**What you are asked to do:**
Using the material below, work out how many lines contain the word "tarkoituksena". Reply with the number and nothing more.
* BEGIN Given information *
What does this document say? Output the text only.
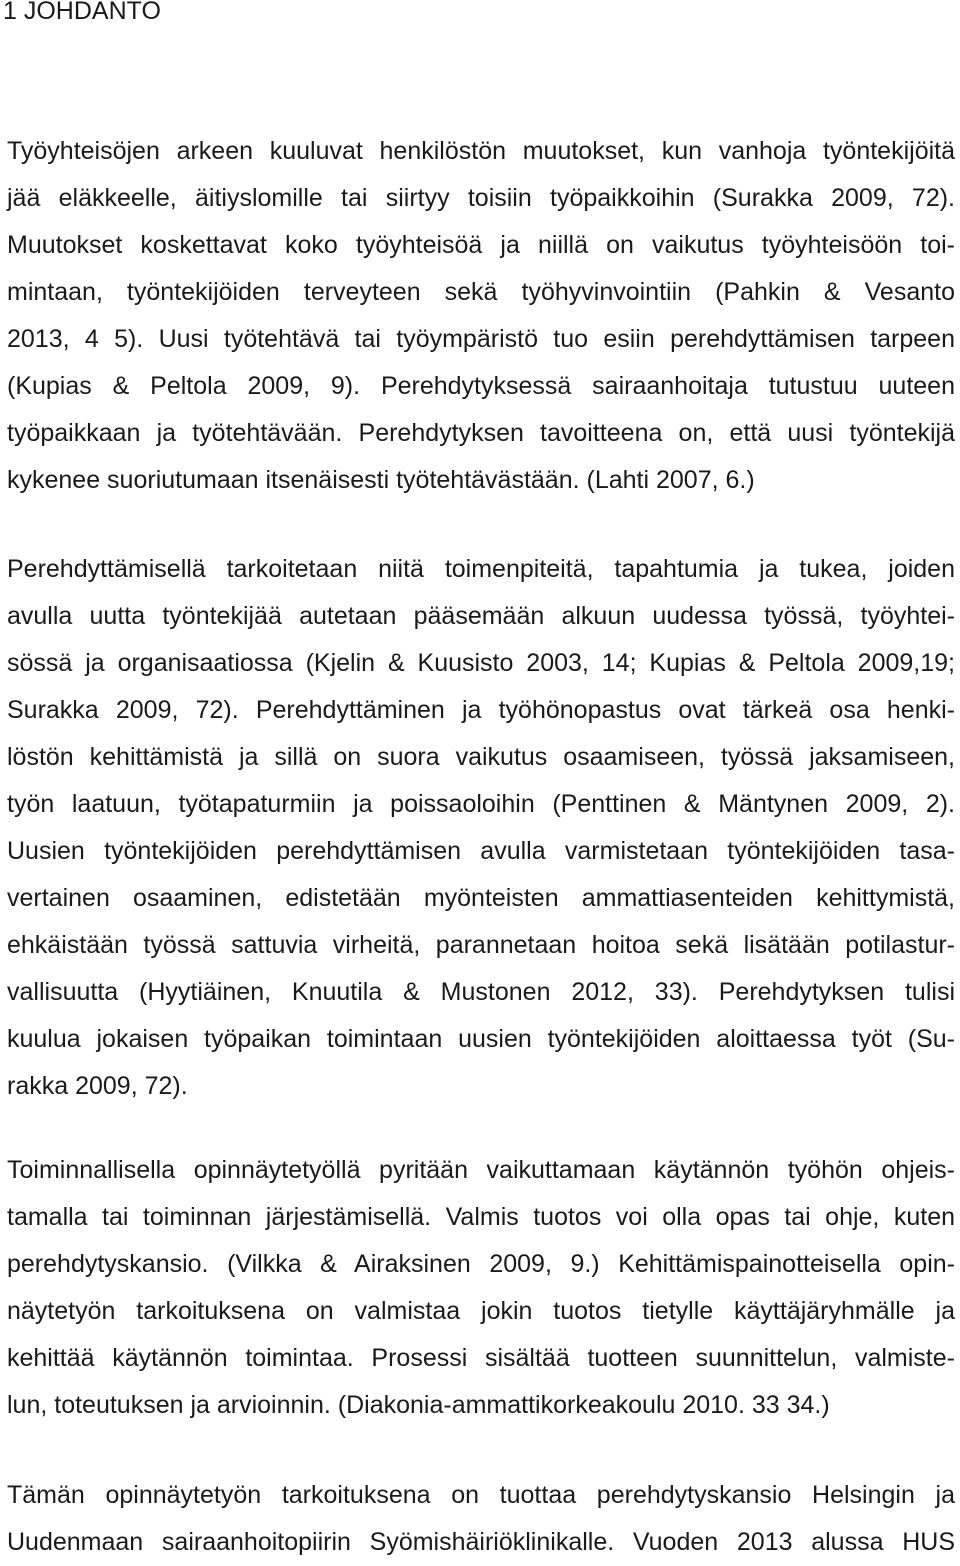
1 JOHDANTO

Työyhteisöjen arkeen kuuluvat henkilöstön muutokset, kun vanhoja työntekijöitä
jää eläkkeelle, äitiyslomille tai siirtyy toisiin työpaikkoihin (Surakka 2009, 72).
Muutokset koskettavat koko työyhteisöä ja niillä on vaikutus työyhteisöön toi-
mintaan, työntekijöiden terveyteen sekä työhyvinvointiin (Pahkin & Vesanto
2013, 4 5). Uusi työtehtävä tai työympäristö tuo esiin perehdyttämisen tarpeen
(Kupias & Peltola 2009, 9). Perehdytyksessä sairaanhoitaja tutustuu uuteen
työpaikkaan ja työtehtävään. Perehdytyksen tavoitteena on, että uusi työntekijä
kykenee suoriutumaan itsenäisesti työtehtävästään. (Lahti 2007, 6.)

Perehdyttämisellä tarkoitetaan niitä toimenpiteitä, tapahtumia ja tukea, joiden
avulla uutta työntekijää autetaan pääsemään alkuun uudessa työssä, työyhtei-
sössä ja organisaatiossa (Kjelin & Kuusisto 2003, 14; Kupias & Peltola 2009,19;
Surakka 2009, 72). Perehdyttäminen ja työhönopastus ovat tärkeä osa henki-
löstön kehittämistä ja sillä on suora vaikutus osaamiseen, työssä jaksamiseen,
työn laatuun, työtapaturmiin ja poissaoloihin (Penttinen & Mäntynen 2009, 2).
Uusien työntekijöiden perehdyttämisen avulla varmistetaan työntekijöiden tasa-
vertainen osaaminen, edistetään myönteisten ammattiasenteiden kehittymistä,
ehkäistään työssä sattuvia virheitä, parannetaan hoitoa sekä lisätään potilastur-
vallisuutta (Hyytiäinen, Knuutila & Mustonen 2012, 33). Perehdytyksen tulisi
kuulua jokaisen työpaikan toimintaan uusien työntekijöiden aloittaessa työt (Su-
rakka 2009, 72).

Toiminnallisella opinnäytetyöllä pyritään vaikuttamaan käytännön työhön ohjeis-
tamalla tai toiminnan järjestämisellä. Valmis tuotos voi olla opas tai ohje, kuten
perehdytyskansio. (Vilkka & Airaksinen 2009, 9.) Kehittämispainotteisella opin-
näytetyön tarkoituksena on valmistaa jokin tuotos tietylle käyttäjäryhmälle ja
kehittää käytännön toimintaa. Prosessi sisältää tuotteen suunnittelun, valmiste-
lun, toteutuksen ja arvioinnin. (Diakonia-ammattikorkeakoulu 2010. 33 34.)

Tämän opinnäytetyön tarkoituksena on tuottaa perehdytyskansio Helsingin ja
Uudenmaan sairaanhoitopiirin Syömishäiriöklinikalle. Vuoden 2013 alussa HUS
* END Given information *
**Answer to the exercise:**
2